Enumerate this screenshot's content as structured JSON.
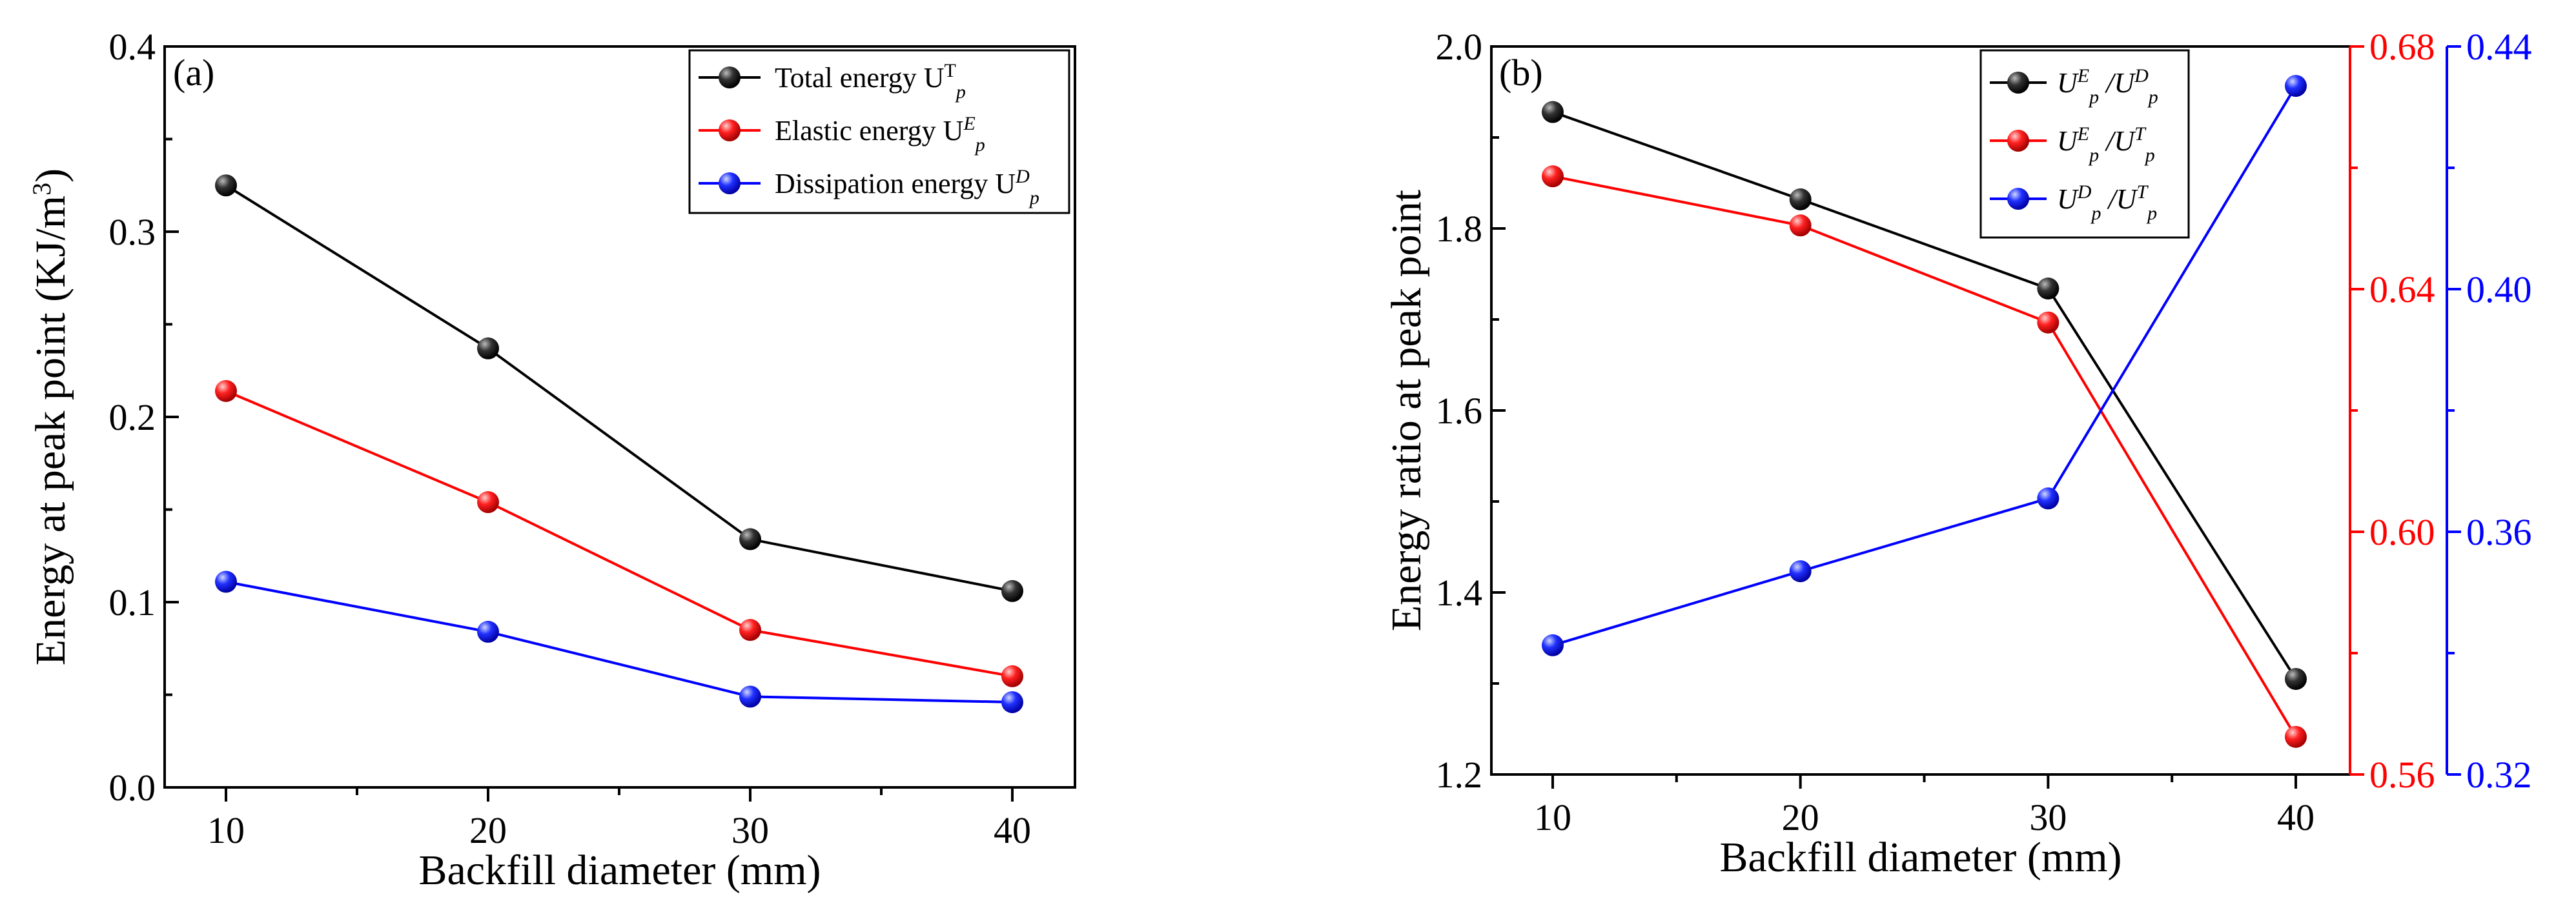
{
  "chart_data": [
    {
      "type": "line",
      "panel_label": "(a)",
      "categories": [
        10,
        20,
        30,
        40
      ],
      "xlabel": "Backfill diameter (mm)",
      "ylabel": "Energy at peak point (KJ/m",
      "ylabel_sup": "3",
      "ylabel_end": ")",
      "ylim": [
        0.0,
        0.4
      ],
      "yticks": [
        "0.0",
        "0.1",
        "0.2",
        "0.3",
        "0.4"
      ],
      "xticks": [
        "10",
        "20",
        "30",
        "40"
      ],
      "legend_position": "top-right",
      "series": [
        {
          "name": "Total energy U",
          "name_sup": "T",
          "name_sub": "p",
          "color": "#000000",
          "values": [
            0.325,
            0.237,
            0.134,
            0.106
          ]
        },
        {
          "name": "Elastic energy U",
          "name_sup": "E",
          "name_sub": "p",
          "color": "#ff0000",
          "values": [
            0.214,
            0.154,
            0.085,
            0.06
          ]
        },
        {
          "name": "Dissipation energy U",
          "name_sup": "D",
          "name_sub": "p",
          "color": "#0000ff",
          "values": [
            0.111,
            0.084,
            0.049,
            0.046
          ]
        }
      ]
    },
    {
      "type": "line",
      "panel_label": "(b)",
      "categories": [
        10,
        20,
        30,
        40
      ],
      "xlabel": "Backfill diameter (mm)",
      "ylabel": "Energy ratio at peak point",
      "ylim": [
        1.2,
        2.0
      ],
      "yticks": [
        "1.2",
        "1.4",
        "1.6",
        "1.8",
        "2.0"
      ],
      "y2lim": [
        0.56,
        0.68
      ],
      "y2ticks": [
        "0.56",
        "0.60",
        "0.64",
        "0.68"
      ],
      "y3lim": [
        0.32,
        0.44
      ],
      "y3ticks": [
        "0.32",
        "0.36",
        "0.40",
        "0.44"
      ],
      "xticks": [
        "10",
        "20",
        "30",
        "40"
      ],
      "legend_position": "top-right",
      "series": [
        {
          "name_top": "E",
          "name_bot": "D",
          "axis": "left",
          "color": "#000000",
          "values": [
            1.928,
            1.832,
            1.734,
            1.305
          ]
        },
        {
          "name_top": "E",
          "name_bot": "T",
          "axis": "right-red",
          "color": "#ff0000",
          "values": [
            0.6586,
            0.6505,
            0.6345,
            0.5662
          ]
        },
        {
          "name_top": "D",
          "name_bot": "T",
          "axis": "right-blue",
          "color": "#0000ff",
          "values": [
            0.3413,
            0.3535,
            0.3655,
            0.4335
          ]
        }
      ]
    }
  ]
}
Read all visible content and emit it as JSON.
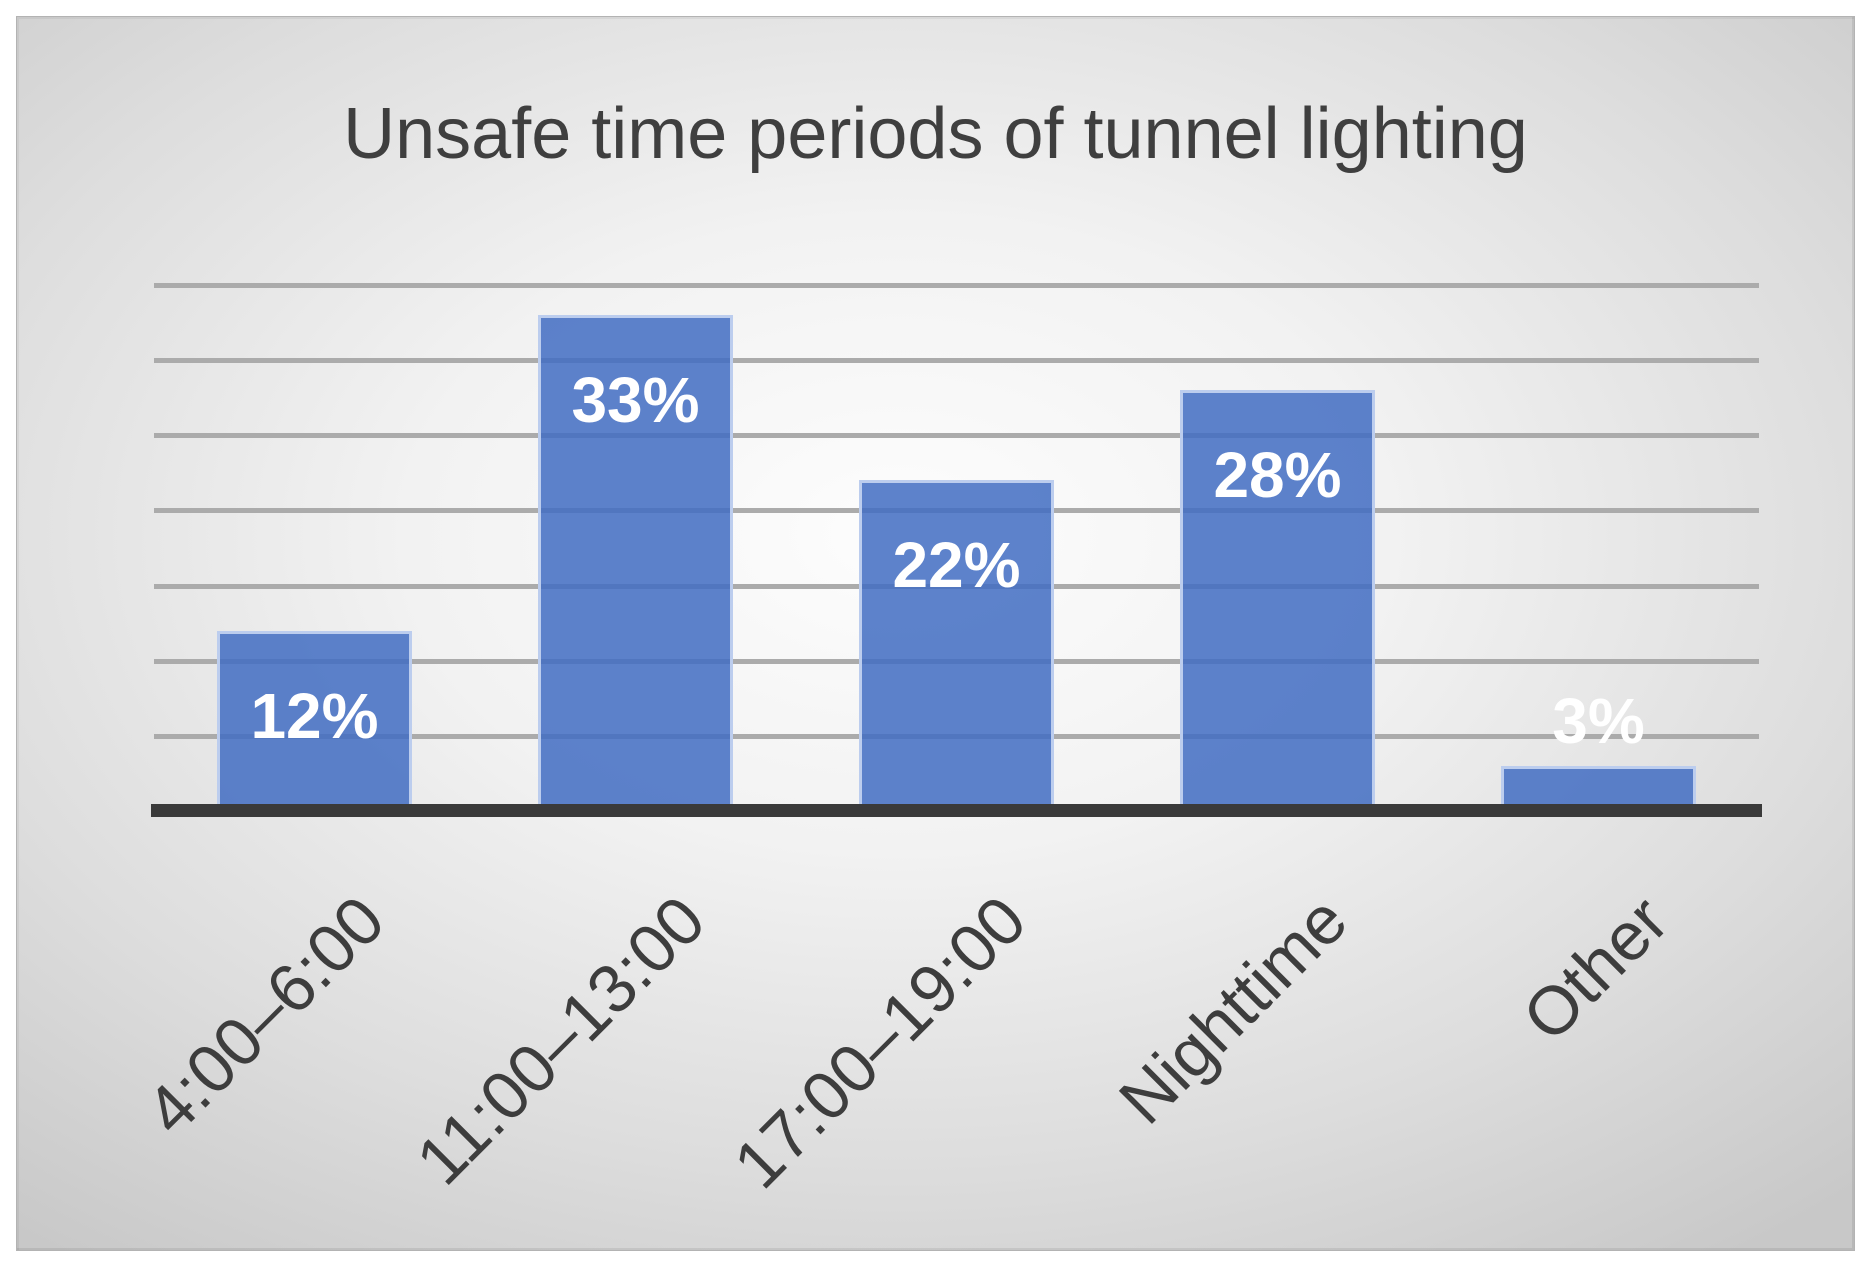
{
  "title": "Unsafe time periods of tunnel lighting",
  "chart_data": {
    "type": "bar",
    "title": "Unsafe time periods of tunnel lighting",
    "categories": [
      "4:00–6:00",
      "11:00–13:00",
      "17:00–19:00",
      "Nighttime",
      "Other"
    ],
    "values": [
      12,
      33,
      22,
      28,
      3
    ],
    "data_labels": [
      "12%",
      "33%",
      "22%",
      "28%",
      "3%"
    ],
    "series": [
      {
        "name": "Unsafe time periods",
        "values": [
          12,
          33,
          22,
          28,
          3
        ]
      }
    ],
    "xlabel": "",
    "ylabel": "",
    "ylim": [
      0,
      35
    ],
    "gridline_step_pct": 5,
    "grid": true,
    "legend_position": "none",
    "y_tick_labels_visible": false,
    "colors": {
      "bar_fill_base": "rgba(65,108,194,0.85)",
      "bar_border": "#bccdee",
      "gridline": "#ababab",
      "axis_line": "#3a3a3a",
      "title_text": "#3f3f3f",
      "category_text": "#3d3d3d",
      "data_label_text": "#ffffff",
      "background_center": "#fdfdfd",
      "background_edge": "#c8c8c8"
    }
  }
}
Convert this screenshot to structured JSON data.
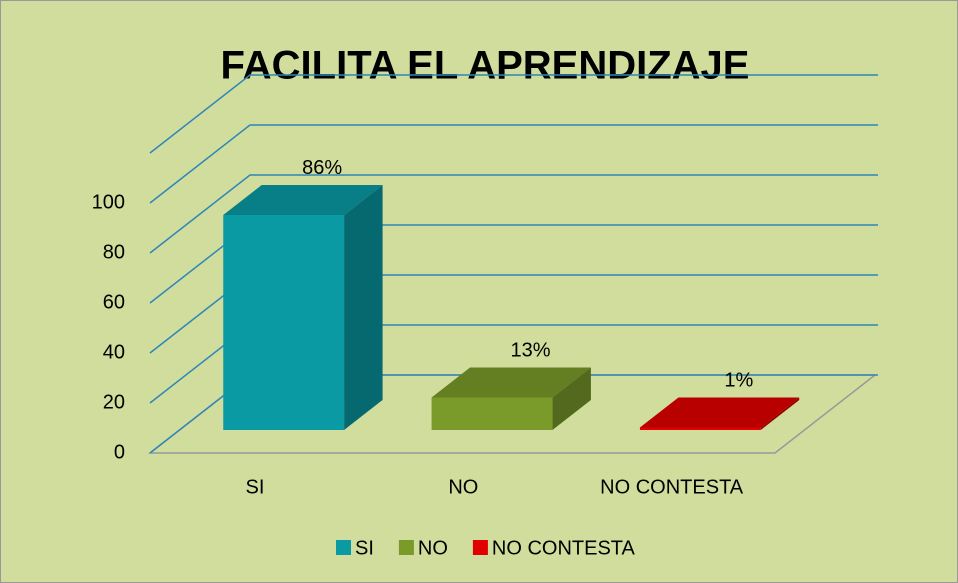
{
  "chart_data": {
    "type": "bar3d",
    "title": "FACILITA EL APRENDIZAJE",
    "categories": [
      "SI",
      "NO",
      "NO CONTESTA"
    ],
    "values": [
      86,
      13,
      1
    ],
    "value_labels": [
      "86%",
      "13%",
      "1%"
    ],
    "colors": [
      "#0a9aa4",
      "#7a9a2a",
      "#e00000"
    ],
    "ylim": [
      0,
      120
    ],
    "yticks": [
      0,
      20,
      40,
      60,
      80,
      100
    ],
    "grid": true,
    "legend": "bottom"
  }
}
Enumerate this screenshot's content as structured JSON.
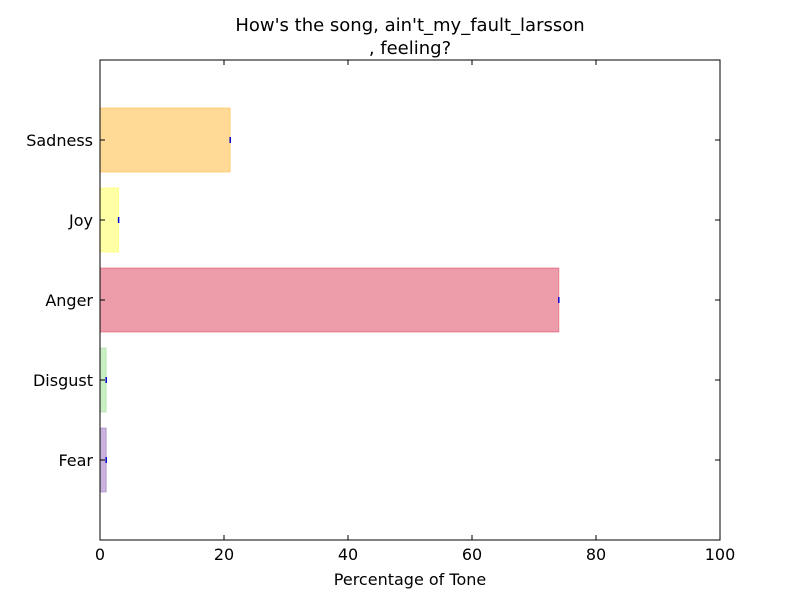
{
  "chart_data": {
    "type": "bar",
    "orientation": "horizontal",
    "title_lines": [
      "How's the song, ain't_my_fault_larsson",
      ", feeling?"
    ],
    "xlabel": "Percentage of Tone",
    "ylabel": "",
    "xlim": [
      0,
      100
    ],
    "xticks": [
      "0",
      "20",
      "40",
      "60",
      "80",
      "100"
    ],
    "categories": [
      "Fear",
      "Disgust",
      "Anger",
      "Joy",
      "Sadness"
    ],
    "values": [
      1,
      1,
      74,
      3,
      21
    ],
    "colors": [
      "#9467bd",
      "#98df8a",
      "#dc3c55",
      "#ffff4d",
      "#ffb62e"
    ],
    "bar_alpha": 0.5,
    "grid": false,
    "legend": "none"
  }
}
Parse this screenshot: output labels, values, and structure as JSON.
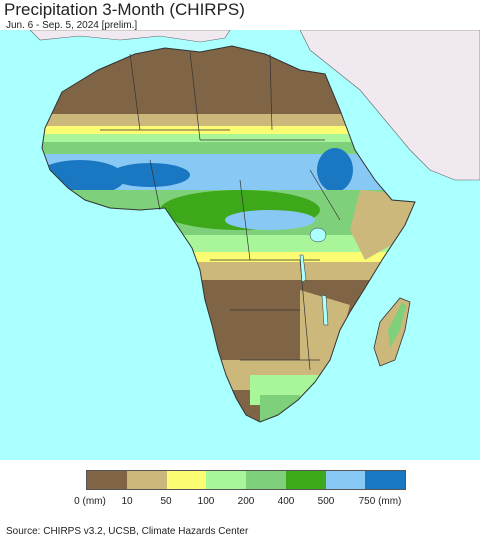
{
  "header": {
    "title": "Precipitation 3-Month (CHIRPS)",
    "subtitle": "Jun. 6 - Sep. 5, 2024 [prelim.]"
  },
  "legend": {
    "labels": [
      "0 (mm)",
      "10",
      "50",
      "100",
      "200",
      "400",
      "500",
      "750 (mm)"
    ],
    "colors": [
      "#7f6545",
      "#cdb87c",
      "#fcfc72",
      "#a8f59a",
      "#7ed07a",
      "#3ca81a",
      "#88c8f5",
      "#1a78c2"
    ]
  },
  "colors": {
    "ocean": "#aaffff",
    "non_africa_land": "#f0eaf0",
    "border": "#333333"
  },
  "footer": {
    "source": "Source: CHIRPS v3.2, UCSB, Climate Hazards Center"
  }
}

EXERCISE OBJECTIVE
Are you able to set down all the lines above exactly, without any pictures?

WRITTEN SOLUTION
Enumerate this screenshot's content as structured JSON.
{
  "chart_data": [
    {
      "type": "line",
      "panel_label": "(a)",
      "categories": [
        10,
        20,
        30,
        40
      ],
      "xlabel": "Backfill diameter (mm)",
      "ylabel": "Energy at peak point (KJ/m",
      "ylabel_sup": "3",
      "ylabel_end": ")",
      "ylim": [
        0.0,
        0.4
      ],
      "yticks": [
        "0.0",
        "0.1",
        "0.2",
        "0.3",
        "0.4"
      ],
      "xticks": [
        "10",
        "20",
        "30",
        "40"
      ],
      "legend_position": "top-right",
      "series": [
        {
          "name": "Total energy U",
          "name_sup": "T",
          "name_sub": "p",
          "color": "#000000",
          "values": [
            0.325,
            0.237,
            0.134,
            0.106
          ]
        },
        {
          "name": "Elastic energy U",
          "name_sup": "E",
          "name_sub": "p",
          "color": "#ff0000",
          "values": [
            0.214,
            0.154,
            0.085,
            0.06
          ]
        },
        {
          "name": "Dissipation energy U",
          "name_sup": "D",
          "name_sub": "p",
          "color": "#0000ff",
          "values": [
            0.111,
            0.084,
            0.049,
            0.046
          ]
        }
      ]
    },
    {
      "type": "line",
      "panel_label": "(b)",
      "categories": [
        10,
        20,
        30,
        40
      ],
      "xlabel": "Backfill diameter (mm)",
      "ylabel": "Energy ratio at peak point",
      "ylim": [
        1.2,
        2.0
      ],
      "yticks": [
        "1.2",
        "1.4",
        "1.6",
        "1.8",
        "2.0"
      ],
      "y2lim": [
        0.56,
        0.68
      ],
      "y2ticks": [
        "0.56",
        "0.60",
        "0.64",
        "0.68"
      ],
      "y3lim": [
        0.32,
        0.44
      ],
      "y3ticks": [
        "0.32",
        "0.36",
        "0.40",
        "0.44"
      ],
      "xticks": [
        "10",
        "20",
        "30",
        "40"
      ],
      "legend_position": "top-right",
      "series": [
        {
          "name_top": "E",
          "name_bot": "D",
          "axis": "left",
          "color": "#000000",
          "values": [
            1.928,
            1.832,
            1.734,
            1.305
          ]
        },
        {
          "name_top": "E",
          "name_bot": "T",
          "axis": "right-red",
          "color": "#ff0000",
          "values": [
            0.6586,
            0.6505,
            0.6345,
            0.5662
          ]
        },
        {
          "name_top": "D",
          "name_bot": "T",
          "axis": "right-blue",
          "color": "#0000ff",
          "values": [
            0.3413,
            0.3535,
            0.3655,
            0.4335
          ]
        }
      ]
    }
  ]
}
Read all visible content and emit it as JSON.
{
  "title": "Unsafe time periods of tunnel lighting",
  "chart_data": {
    "type": "bar",
    "title": "Unsafe time periods of tunnel lighting",
    "categories": [
      "4:00–6:00",
      "11:00–13:00",
      "17:00–19:00",
      "Nighttime",
      "Other"
    ],
    "values": [
      12,
      33,
      22,
      28,
      3
    ],
    "data_labels": [
      "12%",
      "33%",
      "22%",
      "28%",
      "3%"
    ],
    "series": [
      {
        "name": "Unsafe time periods",
        "values": [
          12,
          33,
          22,
          28,
          3
        ]
      }
    ],
    "xlabel": "",
    "ylabel": "",
    "ylim": [
      0,
      35
    ],
    "gridline_step_pct": 5,
    "grid": true,
    "legend_position": "none",
    "y_tick_labels_visible": false,
    "colors": {
      "bar_fill_base": "rgba(65,108,194,0.85)",
      "bar_border": "#bccdee",
      "gridline": "#ababab",
      "axis_line": "#3a3a3a",
      "title_text": "#3f3f3f",
      "category_text": "#3d3d3d",
      "data_label_text": "#ffffff",
      "background_center": "#fdfdfd",
      "background_edge": "#c8c8c8"
    }
  }
}
Convert this screenshot to structured JSON data.
{
  "chart_data": {
    "type": "bar3d",
    "title": "FACILITA EL APRENDIZAJE",
    "categories": [
      "SI",
      "NO",
      "NO CONTESTA"
    ],
    "values": [
      86,
      13,
      1
    ],
    "value_labels": [
      "86%",
      "13%",
      "1%"
    ],
    "colors": [
      "#0a9aa4",
      "#7a9a2a",
      "#e00000"
    ],
    "ylim": [
      0,
      120
    ],
    "yticks": [
      0,
      20,
      40,
      60,
      80,
      100
    ],
    "grid": true,
    "legend": "bottom"
  }
}
Enumerate this screenshot's content as structured JSON.
{
  "chart_data": {
    "type": "bar",
    "orientation": "horizontal",
    "title_lines": [
      "How's the song, ain't_my_fault_larsson",
      ", feeling?"
    ],
    "xlabel": "Percentage of Tone",
    "ylabel": "",
    "xlim": [
      0,
      100
    ],
    "xticks": [
      "0",
      "20",
      "40",
      "60",
      "80",
      "100"
    ],
    "categories": [
      "Fear",
      "Disgust",
      "Anger",
      "Joy",
      "Sadness"
    ],
    "values": [
      1,
      1,
      74,
      3,
      21
    ],
    "colors": [
      "#9467bd",
      "#98df8a",
      "#dc3c55",
      "#ffff4d",
      "#ffb62e"
    ],
    "bar_alpha": 0.5,
    "grid": false,
    "legend": "none"
  }
}
Parse this screenshot: output labels, values, and structure as JSON.
{
  "header": {
    "title": "Precipitation 3-Month (CHIRPS)",
    "subtitle": "Jun. 6 - Sep. 5, 2024 [prelim.]"
  },
  "legend": {
    "labels": [
      "0 (mm)",
      "10",
      "50",
      "100",
      "200",
      "400",
      "500",
      "750 (mm)"
    ],
    "colors": [
      "#7f6545",
      "#cdb87c",
      "#fcfc72",
      "#a8f59a",
      "#7ed07a",
      "#3ca81a",
      "#88c8f5",
      "#1a78c2"
    ]
  },
  "colors": {
    "ocean": "#aaffff",
    "non_africa_land": "#f0eaf0",
    "border": "#333333"
  },
  "footer": {
    "source": "Source: CHIRPS v3.2, UCSB, Climate Hazards Center"
  }
}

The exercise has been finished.